_Work instructions_: Read the records and write them out again exactly.

* Start Given data *

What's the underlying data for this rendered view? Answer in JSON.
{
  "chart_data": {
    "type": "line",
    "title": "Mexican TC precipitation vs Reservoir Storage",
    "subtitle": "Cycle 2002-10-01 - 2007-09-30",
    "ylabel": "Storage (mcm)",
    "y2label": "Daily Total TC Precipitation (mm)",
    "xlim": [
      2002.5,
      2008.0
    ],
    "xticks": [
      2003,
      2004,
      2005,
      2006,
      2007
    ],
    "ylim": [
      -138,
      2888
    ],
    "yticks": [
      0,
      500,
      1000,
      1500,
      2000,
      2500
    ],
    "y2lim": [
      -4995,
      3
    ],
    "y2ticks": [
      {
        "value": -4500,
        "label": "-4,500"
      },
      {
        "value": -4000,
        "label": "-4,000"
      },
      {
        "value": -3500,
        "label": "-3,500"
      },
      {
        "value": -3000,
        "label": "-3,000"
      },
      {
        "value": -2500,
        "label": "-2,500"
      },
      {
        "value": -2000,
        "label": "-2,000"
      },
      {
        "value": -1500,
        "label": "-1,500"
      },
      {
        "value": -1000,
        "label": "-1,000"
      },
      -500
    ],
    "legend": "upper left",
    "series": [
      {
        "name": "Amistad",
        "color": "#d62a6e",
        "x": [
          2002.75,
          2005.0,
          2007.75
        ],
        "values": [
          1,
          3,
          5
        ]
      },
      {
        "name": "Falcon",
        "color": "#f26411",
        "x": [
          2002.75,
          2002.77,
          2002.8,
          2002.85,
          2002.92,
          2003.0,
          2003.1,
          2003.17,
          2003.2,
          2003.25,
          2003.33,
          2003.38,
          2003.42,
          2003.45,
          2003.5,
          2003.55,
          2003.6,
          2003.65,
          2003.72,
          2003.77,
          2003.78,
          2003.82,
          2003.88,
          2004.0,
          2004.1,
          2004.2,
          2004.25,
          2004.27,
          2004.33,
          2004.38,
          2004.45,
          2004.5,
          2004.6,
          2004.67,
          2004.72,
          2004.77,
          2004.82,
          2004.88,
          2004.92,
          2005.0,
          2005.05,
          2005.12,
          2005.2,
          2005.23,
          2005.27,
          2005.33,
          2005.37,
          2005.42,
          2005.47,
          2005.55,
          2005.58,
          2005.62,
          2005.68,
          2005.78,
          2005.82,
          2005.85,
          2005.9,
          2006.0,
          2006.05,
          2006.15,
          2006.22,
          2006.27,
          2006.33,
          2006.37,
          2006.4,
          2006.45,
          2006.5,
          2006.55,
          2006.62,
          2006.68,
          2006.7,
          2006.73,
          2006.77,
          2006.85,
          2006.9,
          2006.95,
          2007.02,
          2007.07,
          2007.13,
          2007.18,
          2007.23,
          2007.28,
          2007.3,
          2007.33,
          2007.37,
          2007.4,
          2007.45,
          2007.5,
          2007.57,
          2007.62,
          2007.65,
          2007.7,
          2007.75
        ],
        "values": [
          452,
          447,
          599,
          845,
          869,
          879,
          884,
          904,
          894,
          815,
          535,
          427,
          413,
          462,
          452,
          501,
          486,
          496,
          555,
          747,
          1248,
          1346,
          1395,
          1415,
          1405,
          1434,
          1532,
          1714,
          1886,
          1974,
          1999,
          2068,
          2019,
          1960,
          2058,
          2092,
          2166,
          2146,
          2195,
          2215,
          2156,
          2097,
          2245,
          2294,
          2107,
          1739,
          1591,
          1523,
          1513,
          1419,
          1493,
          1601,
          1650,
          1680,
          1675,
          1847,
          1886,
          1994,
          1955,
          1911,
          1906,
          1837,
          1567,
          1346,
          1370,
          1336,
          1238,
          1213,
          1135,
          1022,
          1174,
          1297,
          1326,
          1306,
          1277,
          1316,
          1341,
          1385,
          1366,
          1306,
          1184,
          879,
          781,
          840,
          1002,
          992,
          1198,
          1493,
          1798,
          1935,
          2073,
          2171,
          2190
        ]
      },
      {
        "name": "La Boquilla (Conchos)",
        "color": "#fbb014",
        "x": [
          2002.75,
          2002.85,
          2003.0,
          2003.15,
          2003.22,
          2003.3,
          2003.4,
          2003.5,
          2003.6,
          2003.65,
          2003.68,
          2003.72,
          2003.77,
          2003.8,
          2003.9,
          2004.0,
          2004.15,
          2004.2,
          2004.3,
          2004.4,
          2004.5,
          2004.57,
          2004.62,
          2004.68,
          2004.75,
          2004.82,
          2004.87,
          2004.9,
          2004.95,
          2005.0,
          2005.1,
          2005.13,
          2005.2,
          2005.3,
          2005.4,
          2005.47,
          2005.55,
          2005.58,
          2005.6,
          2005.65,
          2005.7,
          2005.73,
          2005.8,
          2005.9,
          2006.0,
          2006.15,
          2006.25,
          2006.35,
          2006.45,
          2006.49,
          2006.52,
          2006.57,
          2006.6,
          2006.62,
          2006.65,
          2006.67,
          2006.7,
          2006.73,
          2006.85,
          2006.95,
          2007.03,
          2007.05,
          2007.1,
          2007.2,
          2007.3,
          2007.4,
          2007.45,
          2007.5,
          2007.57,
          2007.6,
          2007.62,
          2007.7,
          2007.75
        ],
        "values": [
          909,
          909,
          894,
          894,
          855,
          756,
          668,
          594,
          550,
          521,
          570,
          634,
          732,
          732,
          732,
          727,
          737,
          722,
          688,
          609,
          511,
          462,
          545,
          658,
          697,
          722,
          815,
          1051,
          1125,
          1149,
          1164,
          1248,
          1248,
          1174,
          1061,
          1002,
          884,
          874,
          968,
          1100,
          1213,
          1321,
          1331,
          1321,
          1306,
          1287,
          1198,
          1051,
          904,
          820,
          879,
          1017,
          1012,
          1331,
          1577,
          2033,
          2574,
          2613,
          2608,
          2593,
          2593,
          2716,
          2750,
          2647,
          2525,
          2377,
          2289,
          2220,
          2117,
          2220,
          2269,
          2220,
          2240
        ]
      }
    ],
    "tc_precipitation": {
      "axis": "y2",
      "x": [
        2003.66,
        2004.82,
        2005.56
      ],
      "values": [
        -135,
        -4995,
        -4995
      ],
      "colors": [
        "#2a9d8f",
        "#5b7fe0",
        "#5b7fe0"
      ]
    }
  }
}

* End Given data *

_Finished answer_:
What's the underlying data for this rendered view? Answer in JSON.
{
  "chart_data": {
    "type": "line",
    "title": "Mexican TC precipitation vs Reservoir Storage",
    "subtitle": "Cycle 2002-10-01 - 2007-09-30",
    "ylabel": "Storage (mcm)",
    "y2label": "Daily Total TC Precipitation (mm)",
    "xlim": [
      2002.5,
      2008.0
    ],
    "xticks": [
      2003,
      2004,
      2005,
      2006,
      2007
    ],
    "ylim": [
      -138,
      2888
    ],
    "yticks": [
      0,
      500,
      1000,
      1500,
      2000,
      2500
    ],
    "y2lim": [
      -4995,
      3
    ],
    "y2ticks": [
      {
        "value": -4500,
        "label": "-4,500"
      },
      {
        "value": -4000,
        "label": "-4,000"
      },
      {
        "value": -3500,
        "label": "-3,500"
      },
      {
        "value": -3000,
        "label": "-3,000"
      },
      {
        "value": -2500,
        "label": "-2,500"
      },
      {
        "value": -2000,
        "label": "-2,000"
      },
      {
        "value": -1500,
        "label": "-1,500"
      },
      {
        "value": -1000,
        "label": "-1,000"
      },
      -500
    ],
    "legend": "upper left",
    "series": [
      {
        "name": "Amistad",
        "color": "#d62a6e",
        "x": [
          2002.75,
          2005.0,
          2007.75
        ],
        "values": [
          1,
          3,
          5
        ]
      },
      {
        "name": "Falcon",
        "color": "#f26411",
        "x": [
          2002.75,
          2002.77,
          2002.8,
          2002.85,
          2002.92,
          2003.0,
          2003.1,
          2003.17,
          2003.2,
          2003.25,
          2003.33,
          2003.38,
          2003.42,
          2003.45,
          2003.5,
          2003.55,
          2003.6,
          2003.65,
          2003.72,
          2003.77,
          2003.78,
          2003.82,
          2003.88,
          2004.0,
          2004.1,
          2004.2,
          2004.25,
          2004.27,
          2004.33,
          2004.38,
          2004.45,
          2004.5,
          2004.6,
          2004.67,
          2004.72,
          2004.77,
          2004.82,
          2004.88,
          2004.92,
          2005.0,
          2005.05,
          2005.12,
          2005.2,
          2005.23,
          2005.27,
          2005.33,
          2005.37,
          2005.42,
          2005.47,
          2005.55,
          2005.58,
          2005.62,
          2005.68,
          2005.78,
          2005.82,
          2005.85,
          2005.9,
          2006.0,
          2006.05,
          2006.15,
          2006.22,
          2006.27,
          2006.33,
          2006.37,
          2006.4,
          2006.45,
          2006.5,
          2006.55,
          2006.62,
          2006.68,
          2006.7,
          2006.73,
          2006.77,
          2006.85,
          2006.9,
          2006.95,
          2007.02,
          2007.07,
          2007.13,
          2007.18,
          2007.23,
          2007.28,
          2007.3,
          2007.33,
          2007.37,
          2007.4,
          2007.45,
          2007.5,
          2007.57,
          2007.62,
          2007.65,
          2007.7,
          2007.75
        ],
        "values": [
          452,
          447,
          599,
          845,
          869,
          879,
          884,
          904,
          894,
          815,
          535,
          427,
          413,
          462,
          452,
          501,
          486,
          496,
          555,
          747,
          1248,
          1346,
          1395,
          1415,
          1405,
          1434,
          1532,
          1714,
          1886,
          1974,
          1999,
          2068,
          2019,
          1960,
          2058,
          2092,
          2166,
          2146,
          2195,
          2215,
          2156,
          2097,
          2245,
          2294,
          2107,
          1739,
          1591,
          1523,
          1513,
          1419,
          1493,
          1601,
          1650,
          1680,
          1675,
          1847,
          1886,
          1994,
          1955,
          1911,
          1906,
          1837,
          1567,
          1346,
          1370,
          1336,
          1238,
          1213,
          1135,
          1022,
          1174,
          1297,
          1326,
          1306,
          1277,
          1316,
          1341,
          1385,
          1366,
          1306,
          1184,
          879,
          781,
          840,
          1002,
          992,
          1198,
          1493,
          1798,
          1935,
          2073,
          2171,
          2190
        ]
      },
      {
        "name": "La Boquilla (Conchos)",
        "color": "#fbb014",
        "x": [
          2002.75,
          2002.85,
          2003.0,
          2003.15,
          2003.22,
          2003.3,
          2003.4,
          2003.5,
          2003.6,
          2003.65,
          2003.68,
          2003.72,
          2003.77,
          2003.8,
          2003.9,
          2004.0,
          2004.15,
          2004.2,
          2004.3,
          2004.4,
          2004.5,
          2004.57,
          2004.62,
          2004.68,
          2004.75,
          2004.82,
          2004.87,
          2004.9,
          2004.95,
          2005.0,
          2005.1,
          2005.13,
          2005.2,
          2005.3,
          2005.4,
          2005.47,
          2005.55,
          2005.58,
          2005.6,
          2005.65,
          2005.7,
          2005.73,
          2005.8,
          2005.9,
          2006.0,
          2006.15,
          2006.25,
          2006.35,
          2006.45,
          2006.49,
          2006.52,
          2006.57,
          2006.6,
          2006.62,
          2006.65,
          2006.67,
          2006.7,
          2006.73,
          2006.85,
          2006.95,
          2007.03,
          2007.05,
          2007.1,
          2007.2,
          2007.3,
          2007.4,
          2007.45,
          2007.5,
          2007.57,
          2007.6,
          2007.62,
          2007.7,
          2007.75
        ],
        "values": [
          909,
          909,
          894,
          894,
          855,
          756,
          668,
          594,
          550,
          521,
          570,
          634,
          732,
          732,
          732,
          727,
          737,
          722,
          688,
          609,
          511,
          462,
          545,
          658,
          697,
          722,
          815,
          1051,
          1125,
          1149,
          1164,
          1248,
          1248,
          1174,
          1061,
          1002,
          884,
          874,
          968,
          1100,
          1213,
          1321,
          1331,
          1321,
          1306,
          1287,
          1198,
          1051,
          904,
          820,
          879,
          1017,
          1012,
          1331,
          1577,
          2033,
          2574,
          2613,
          2608,
          2593,
          2593,
          2716,
          2750,
          2647,
          2525,
          2377,
          2289,
          2220,
          2117,
          2220,
          2269,
          2220,
          2240
        ]
      }
    ],
    "tc_precipitation": {
      "axis": "y2",
      "x": [
        2003.66,
        2004.82,
        2005.56
      ],
      "values": [
        -135,
        -4995,
        -4995
      ],
      "colors": [
        "#2a9d8f",
        "#5b7fe0",
        "#5b7fe0"
      ]
    }
  }
}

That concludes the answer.